- _Requirements_: Return all of the entries exactly, with nothing added or left out.

▽

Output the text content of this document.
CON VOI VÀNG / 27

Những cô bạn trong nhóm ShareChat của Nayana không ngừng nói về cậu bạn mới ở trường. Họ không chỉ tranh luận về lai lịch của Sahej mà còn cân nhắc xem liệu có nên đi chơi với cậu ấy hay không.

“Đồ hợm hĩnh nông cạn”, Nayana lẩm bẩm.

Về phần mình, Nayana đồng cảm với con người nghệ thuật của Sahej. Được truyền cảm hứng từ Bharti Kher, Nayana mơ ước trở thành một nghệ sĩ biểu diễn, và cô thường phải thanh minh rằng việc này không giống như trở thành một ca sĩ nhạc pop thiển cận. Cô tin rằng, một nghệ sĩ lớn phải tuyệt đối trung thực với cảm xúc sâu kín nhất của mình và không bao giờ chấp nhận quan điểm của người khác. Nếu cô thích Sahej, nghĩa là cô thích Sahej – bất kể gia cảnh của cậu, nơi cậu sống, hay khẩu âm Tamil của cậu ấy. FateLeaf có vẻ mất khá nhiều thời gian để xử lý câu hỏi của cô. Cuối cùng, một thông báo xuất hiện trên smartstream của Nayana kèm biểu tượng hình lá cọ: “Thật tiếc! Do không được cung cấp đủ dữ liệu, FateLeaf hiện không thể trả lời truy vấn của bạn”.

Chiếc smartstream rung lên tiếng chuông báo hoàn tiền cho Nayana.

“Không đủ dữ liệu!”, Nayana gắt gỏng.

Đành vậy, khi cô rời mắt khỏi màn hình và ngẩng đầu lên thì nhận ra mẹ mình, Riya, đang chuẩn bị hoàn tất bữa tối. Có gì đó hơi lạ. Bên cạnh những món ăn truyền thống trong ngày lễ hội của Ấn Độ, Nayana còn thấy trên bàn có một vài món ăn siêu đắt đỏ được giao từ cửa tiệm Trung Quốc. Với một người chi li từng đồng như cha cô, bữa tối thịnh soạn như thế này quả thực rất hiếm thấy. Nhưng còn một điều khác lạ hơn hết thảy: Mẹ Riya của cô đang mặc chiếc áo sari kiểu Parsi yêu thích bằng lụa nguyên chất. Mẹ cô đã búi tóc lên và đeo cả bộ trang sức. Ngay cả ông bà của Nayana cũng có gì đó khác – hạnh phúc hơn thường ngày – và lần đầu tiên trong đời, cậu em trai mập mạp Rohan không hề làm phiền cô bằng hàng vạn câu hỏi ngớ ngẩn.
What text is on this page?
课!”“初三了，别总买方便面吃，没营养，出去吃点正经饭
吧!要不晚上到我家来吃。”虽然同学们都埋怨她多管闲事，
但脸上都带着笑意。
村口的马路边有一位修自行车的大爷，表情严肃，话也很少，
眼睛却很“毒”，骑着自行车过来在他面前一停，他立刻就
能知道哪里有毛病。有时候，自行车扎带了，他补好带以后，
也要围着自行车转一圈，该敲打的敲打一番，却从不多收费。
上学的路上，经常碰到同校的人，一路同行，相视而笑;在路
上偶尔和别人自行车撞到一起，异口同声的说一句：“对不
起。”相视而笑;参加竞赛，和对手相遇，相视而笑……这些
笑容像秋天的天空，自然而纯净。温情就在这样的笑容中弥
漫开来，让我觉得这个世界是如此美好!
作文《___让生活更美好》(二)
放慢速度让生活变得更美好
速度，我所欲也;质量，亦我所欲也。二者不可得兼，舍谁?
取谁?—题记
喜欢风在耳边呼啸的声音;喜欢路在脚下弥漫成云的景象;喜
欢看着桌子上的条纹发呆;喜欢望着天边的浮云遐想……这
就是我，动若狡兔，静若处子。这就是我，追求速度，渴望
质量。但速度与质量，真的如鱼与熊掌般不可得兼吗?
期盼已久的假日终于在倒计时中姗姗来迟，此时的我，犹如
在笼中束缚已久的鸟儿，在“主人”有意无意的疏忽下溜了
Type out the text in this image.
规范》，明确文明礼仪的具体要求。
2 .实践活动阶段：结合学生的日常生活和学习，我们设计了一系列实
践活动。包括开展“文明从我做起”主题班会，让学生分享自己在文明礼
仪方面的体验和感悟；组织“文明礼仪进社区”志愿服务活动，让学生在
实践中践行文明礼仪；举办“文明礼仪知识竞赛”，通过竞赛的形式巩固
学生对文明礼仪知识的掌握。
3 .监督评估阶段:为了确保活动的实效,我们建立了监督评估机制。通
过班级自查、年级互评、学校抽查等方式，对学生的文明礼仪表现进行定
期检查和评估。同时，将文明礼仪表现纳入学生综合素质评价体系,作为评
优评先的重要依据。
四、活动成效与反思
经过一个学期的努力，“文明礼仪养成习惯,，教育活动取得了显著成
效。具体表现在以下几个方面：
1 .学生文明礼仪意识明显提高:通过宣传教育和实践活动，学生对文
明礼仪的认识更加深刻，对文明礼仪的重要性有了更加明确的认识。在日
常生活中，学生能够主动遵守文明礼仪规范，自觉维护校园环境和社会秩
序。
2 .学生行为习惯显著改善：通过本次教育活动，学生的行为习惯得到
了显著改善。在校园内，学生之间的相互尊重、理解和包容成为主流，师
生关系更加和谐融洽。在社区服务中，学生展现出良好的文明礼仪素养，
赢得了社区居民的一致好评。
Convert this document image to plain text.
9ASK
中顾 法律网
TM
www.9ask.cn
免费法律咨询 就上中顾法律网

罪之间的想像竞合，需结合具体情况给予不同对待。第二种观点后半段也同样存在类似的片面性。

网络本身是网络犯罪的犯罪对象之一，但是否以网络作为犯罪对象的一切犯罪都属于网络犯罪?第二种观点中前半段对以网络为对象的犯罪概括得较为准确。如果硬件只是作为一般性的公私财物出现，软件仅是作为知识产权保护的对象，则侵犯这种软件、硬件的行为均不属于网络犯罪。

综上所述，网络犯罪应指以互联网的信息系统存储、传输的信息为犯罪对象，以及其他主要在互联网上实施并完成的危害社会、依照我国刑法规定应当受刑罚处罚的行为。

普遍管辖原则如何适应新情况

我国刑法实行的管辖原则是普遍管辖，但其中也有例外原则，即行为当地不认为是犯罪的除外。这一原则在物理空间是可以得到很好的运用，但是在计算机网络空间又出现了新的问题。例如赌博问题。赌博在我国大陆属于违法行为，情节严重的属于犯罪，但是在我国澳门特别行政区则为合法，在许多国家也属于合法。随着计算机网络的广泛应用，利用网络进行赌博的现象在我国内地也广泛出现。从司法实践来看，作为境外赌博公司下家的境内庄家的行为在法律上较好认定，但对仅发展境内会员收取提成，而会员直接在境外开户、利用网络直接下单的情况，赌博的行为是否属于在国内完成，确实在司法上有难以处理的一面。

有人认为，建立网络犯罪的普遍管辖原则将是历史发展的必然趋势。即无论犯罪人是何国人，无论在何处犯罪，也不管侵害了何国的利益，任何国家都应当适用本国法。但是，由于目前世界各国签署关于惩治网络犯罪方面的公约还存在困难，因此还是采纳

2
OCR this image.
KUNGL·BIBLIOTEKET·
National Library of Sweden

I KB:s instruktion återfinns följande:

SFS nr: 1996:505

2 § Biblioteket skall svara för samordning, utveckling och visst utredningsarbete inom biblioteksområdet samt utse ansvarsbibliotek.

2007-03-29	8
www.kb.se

△

- _Written solution_:
Output the text content of this document.
CON VOI VÀNG / 27

Những cô bạn trong nhóm ShareChat của Nayana không ngừng nói về cậu bạn mới ở trường. Họ không chỉ tranh luận về lai lịch của Sahej mà còn cân nhắc xem liệu có nên đi chơi với cậu ấy hay không.

“Đồ hợm hĩnh nông cạn”, Nayana lẩm bẩm.

Về phần mình, Nayana đồng cảm với con người nghệ thuật của Sahej. Được truyền cảm hứng từ Bharti Kher, Nayana mơ ước trở thành một nghệ sĩ biểu diễn, và cô thường phải thanh minh rằng việc này không giống như trở thành một ca sĩ nhạc pop thiển cận. Cô tin rằng, một nghệ sĩ lớn phải tuyệt đối trung thực với cảm xúc sâu kín nhất của mình và không bao giờ chấp nhận quan điểm của người khác. Nếu cô thích Sahej, nghĩa là cô thích Sahej – bất kể gia cảnh của cậu, nơi cậu sống, hay khẩu âm Tamil của cậu ấy. FateLeaf có vẻ mất khá nhiều thời gian để xử lý câu hỏi của cô. Cuối cùng, một thông báo xuất hiện trên smartstream của Nayana kèm biểu tượng hình lá cọ: “Thật tiếc! Do không được cung cấp đủ dữ liệu, FateLeaf hiện không thể trả lời truy vấn của bạn”.

Chiếc smartstream rung lên tiếng chuông báo hoàn tiền cho Nayana.

“Không đủ dữ liệu!”, Nayana gắt gỏng.

Đành vậy, khi cô rời mắt khỏi màn hình và ngẩng đầu lên thì nhận ra mẹ mình, Riya, đang chuẩn bị hoàn tất bữa tối. Có gì đó hơi lạ. Bên cạnh những món ăn truyền thống trong ngày lễ hội của Ấn Độ, Nayana còn thấy trên bàn có một vài món ăn siêu đắt đỏ được giao từ cửa tiệm Trung Quốc. Với một người chi li từng đồng như cha cô, bữa tối thịnh soạn như thế này quả thực rất hiếm thấy. Nhưng còn một điều khác lạ hơn hết thảy: Mẹ Riya của cô đang mặc chiếc áo sari kiểu Parsi yêu thích bằng lụa nguyên chất. Mẹ cô đã búi tóc lên và đeo cả bộ trang sức. Ngay cả ông bà của Nayana cũng có gì đó khác – hạnh phúc hơn thường ngày – và lần đầu tiên trong đời, cậu em trai mập mạp Rohan không hề làm phiền cô bằng hàng vạn câu hỏi ngớ ngẩn.
What text is on this page?
课!”“初三了，别总买方便面吃，没营养，出去吃点正经饭
吧!要不晚上到我家来吃。”虽然同学们都埋怨她多管闲事，
但脸上都带着笑意。
村口的马路边有一位修自行车的大爷，表情严肃，话也很少，
眼睛却很“毒”，骑着自行车过来在他面前一停，他立刻就
能知道哪里有毛病。有时候，自行车扎带了，他补好带以后，
也要围着自行车转一圈，该敲打的敲打一番，却从不多收费。
上学的路上，经常碰到同校的人，一路同行，相视而笑;在路
上偶尔和别人自行车撞到一起，异口同声的说一句：“对不
起。”相视而笑;参加竞赛，和对手相遇，相视而笑……这些
笑容像秋天的天空，自然而纯净。温情就在这样的笑容中弥
漫开来，让我觉得这个世界是如此美好!
作文《___让生活更美好》(二)
放慢速度让生活变得更美好
速度，我所欲也;质量，亦我所欲也。二者不可得兼，舍谁?
取谁?—题记
喜欢风在耳边呼啸的声音;喜欢路在脚下弥漫成云的景象;喜
欢看着桌子上的条纹发呆;喜欢望着天边的浮云遐想……这
就是我，动若狡兔，静若处子。这就是我，追求速度，渴望
质量。但速度与质量，真的如鱼与熊掌般不可得兼吗?
期盼已久的假日终于在倒计时中姗姗来迟，此时的我，犹如
在笼中束缚已久的鸟儿，在“主人”有意无意的疏忽下溜了
Type out the text in this image.
规范》，明确文明礼仪的具体要求。
2 .实践活动阶段：结合学生的日常生活和学习，我们设计了一系列实
践活动。包括开展“文明从我做起”主题班会，让学生分享自己在文明礼
仪方面的体验和感悟；组织“文明礼仪进社区”志愿服务活动，让学生在
实践中践行文明礼仪；举办“文明礼仪知识竞赛”，通过竞赛的形式巩固
学生对文明礼仪知识的掌握。
3 .监督评估阶段:为了确保活动的实效,我们建立了监督评估机制。通
过班级自查、年级互评、学校抽查等方式，对学生的文明礼仪表现进行定
期检查和评估。同时，将文明礼仪表现纳入学生综合素质评价体系,作为评
优评先的重要依据。
四、活动成效与反思
经过一个学期的努力，“文明礼仪养成习惯,，教育活动取得了显著成
效。具体表现在以下几个方面：
1 .学生文明礼仪意识明显提高:通过宣传教育和实践活动，学生对文
明礼仪的认识更加深刻，对文明礼仪的重要性有了更加明确的认识。在日
常生活中，学生能够主动遵守文明礼仪规范，自觉维护校园环境和社会秩
序。
2 .学生行为习惯显著改善：通过本次教育活动，学生的行为习惯得到
了显著改善。在校园内，学生之间的相互尊重、理解和包容成为主流，师
生关系更加和谐融洽。在社区服务中，学生展现出良好的文明礼仪素养，
赢得了社区居民的一致好评。
Convert this document image to plain text.
9ASK
中顾 法律网
TM
www.9ask.cn
免费法律咨询 就上中顾法律网

罪之间的想像竞合，需结合具体情况给予不同对待。第二种观点后半段也同样存在类似的片面性。

网络本身是网络犯罪的犯罪对象之一，但是否以网络作为犯罪对象的一切犯罪都属于网络犯罪?第二种观点中前半段对以网络为对象的犯罪概括得较为准确。如果硬件只是作为一般性的公私财物出现，软件仅是作为知识产权保护的对象，则侵犯这种软件、硬件的行为均不属于网络犯罪。

综上所述，网络犯罪应指以互联网的信息系统存储、传输的信息为犯罪对象，以及其他主要在互联网上实施并完成的危害社会、依照我国刑法规定应当受刑罚处罚的行为。

普遍管辖原则如何适应新情况

我国刑法实行的管辖原则是普遍管辖，但其中也有例外原则，即行为当地不认为是犯罪的除外。这一原则在物理空间是可以得到很好的运用，但是在计算机网络空间又出现了新的问题。例如赌博问题。赌博在我国大陆属于违法行为，情节严重的属于犯罪，但是在我国澳门特别行政区则为合法，在许多国家也属于合法。随着计算机网络的广泛应用，利用网络进行赌博的现象在我国内地也广泛出现。从司法实践来看，作为境外赌博公司下家的境内庄家的行为在法律上较好认定，但对仅发展境内会员收取提成，而会员直接在境外开户、利用网络直接下单的情况，赌博的行为是否属于在国内完成，确实在司法上有难以处理的一面。

有人认为，建立网络犯罪的普遍管辖原则将是历史发展的必然趋势。即无论犯罪人是何国人，无论在何处犯罪，也不管侵害了何国的利益，任何国家都应当适用本国法。但是，由于目前世界各国签署关于惩治网络犯罪方面的公约还存在困难，因此还是采纳

2
OCR this image.
KUNGL·BIBLIOTEKET·
National Library of Sweden

I KB:s instruktion återfinns följande:

SFS nr: 1996:505

2 § Biblioteket skall svara för samordning, utveckling och visst utredningsarbete inom biblioteksområdet samt utse ansvarsbibliotek.

2007-03-29	8
www.kb.se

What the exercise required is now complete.